- EXERCISE PROMPT
Write each line out again exactly as written.
— START OF RECORDED INFORMATION —
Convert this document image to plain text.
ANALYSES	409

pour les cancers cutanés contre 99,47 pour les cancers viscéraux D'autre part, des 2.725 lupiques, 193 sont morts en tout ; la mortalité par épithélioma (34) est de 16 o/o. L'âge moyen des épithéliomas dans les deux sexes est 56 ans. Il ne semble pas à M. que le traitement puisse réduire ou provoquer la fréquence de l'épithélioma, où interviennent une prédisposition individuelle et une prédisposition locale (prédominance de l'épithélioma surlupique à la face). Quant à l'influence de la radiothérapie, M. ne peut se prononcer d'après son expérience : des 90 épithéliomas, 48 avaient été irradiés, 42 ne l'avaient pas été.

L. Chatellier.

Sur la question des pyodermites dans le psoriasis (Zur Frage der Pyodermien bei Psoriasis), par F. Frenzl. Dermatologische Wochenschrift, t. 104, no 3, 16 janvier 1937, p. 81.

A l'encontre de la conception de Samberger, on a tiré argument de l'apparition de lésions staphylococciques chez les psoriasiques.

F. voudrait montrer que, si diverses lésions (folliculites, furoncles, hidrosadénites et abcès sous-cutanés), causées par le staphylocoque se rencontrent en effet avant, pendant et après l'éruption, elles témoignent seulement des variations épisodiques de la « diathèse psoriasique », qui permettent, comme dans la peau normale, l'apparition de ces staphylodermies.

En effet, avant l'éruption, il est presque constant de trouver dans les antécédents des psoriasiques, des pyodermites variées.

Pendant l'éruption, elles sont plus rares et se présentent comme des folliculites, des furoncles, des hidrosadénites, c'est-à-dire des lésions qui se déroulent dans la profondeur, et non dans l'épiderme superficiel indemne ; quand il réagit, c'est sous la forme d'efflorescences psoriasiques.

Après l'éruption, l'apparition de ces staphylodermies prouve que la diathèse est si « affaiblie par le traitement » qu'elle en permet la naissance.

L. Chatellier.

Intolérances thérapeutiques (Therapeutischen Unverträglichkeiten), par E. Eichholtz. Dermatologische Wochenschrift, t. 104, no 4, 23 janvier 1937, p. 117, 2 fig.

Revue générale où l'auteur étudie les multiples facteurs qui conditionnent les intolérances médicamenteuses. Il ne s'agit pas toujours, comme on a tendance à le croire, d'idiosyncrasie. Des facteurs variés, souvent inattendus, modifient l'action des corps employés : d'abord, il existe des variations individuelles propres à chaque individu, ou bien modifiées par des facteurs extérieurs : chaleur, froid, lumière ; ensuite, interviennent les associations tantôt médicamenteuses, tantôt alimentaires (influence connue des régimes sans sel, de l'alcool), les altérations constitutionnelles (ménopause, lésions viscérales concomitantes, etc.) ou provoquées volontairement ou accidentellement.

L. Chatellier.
— END OF RECORDED INFORMATION —
- RESPONSE TO THE TASK
Convert this document image to plain text.
ANALYSES	409

pour les cancers cutanés contre 99,47 pour les cancers viscéraux D'autre part, des 2.725 lupiques, 193 sont morts en tout ; la mortalité par épithélioma (34) est de 16 o/o. L'âge moyen des épithéliomas dans les deux sexes est 56 ans. Il ne semble pas à M. que le traitement puisse réduire ou provoquer la fréquence de l'épithélioma, où interviennent une prédisposition individuelle et une prédisposition locale (prédominance de l'épithélioma surlupique à la face). Quant à l'influence de la radiothérapie, M. ne peut se prononcer d'après son expérience : des 90 épithéliomas, 48 avaient été irradiés, 42 ne l'avaient pas été.

L. Chatellier.

Sur la question des pyodermites dans le psoriasis (Zur Frage der Pyodermien bei Psoriasis), par F. Frenzl. Dermatologische Wochenschrift, t. 104, no 3, 16 janvier 1937, p. 81.

A l'encontre de la conception de Samberger, on a tiré argument de l'apparition de lésions staphylococciques chez les psoriasiques.

F. voudrait montrer que, si diverses lésions (folliculites, furoncles, hidrosadénites et abcès sous-cutanés), causées par le staphylocoque se rencontrent en effet avant, pendant et après l'éruption, elles témoignent seulement des variations épisodiques de la « diathèse psoriasique », qui permettent, comme dans la peau normale, l'apparition de ces staphylodermies.

En effet, avant l'éruption, il est presque constant de trouver dans les antécédents des psoriasiques, des pyodermites variées.

Pendant l'éruption, elles sont plus rares et se présentent comme des folliculites, des furoncles, des hidrosadénites, c'est-à-dire des lésions qui se déroulent dans la profondeur, et non dans l'épiderme superficiel indemne ; quand il réagit, c'est sous la forme d'efflorescences psoriasiques.

Après l'éruption, l'apparition de ces staphylodermies prouve que la diathèse est si « affaiblie par le traitement » qu'elle en permet la naissance.

L. Chatellier.

Intolérances thérapeutiques (Therapeutischen Unverträglichkeiten), par E. Eichholtz. Dermatologische Wochenschrift, t. 104, no 4, 23 janvier 1937, p. 117, 2 fig.

Revue générale où l'auteur étudie les multiples facteurs qui conditionnent les intolérances médicamenteuses. Il ne s'agit pas toujours, comme on a tendance à le croire, d'idiosyncrasie. Des facteurs variés, souvent inattendus, modifient l'action des corps employés : d'abord, il existe des variations individuelles propres à chaque individu, ou bien modifiées par des facteurs extérieurs : chaleur, froid, lumière ; ensuite, interviennent les associations tantôt médicamenteuses, tantôt alimentaires (influence connue des régimes sans sel, de l'alcool), les altérations constitutionnelles (ménopause, lésions viscérales concomitantes, etc.) ou provoquées volontairement ou accidentellement.

L. Chatellier.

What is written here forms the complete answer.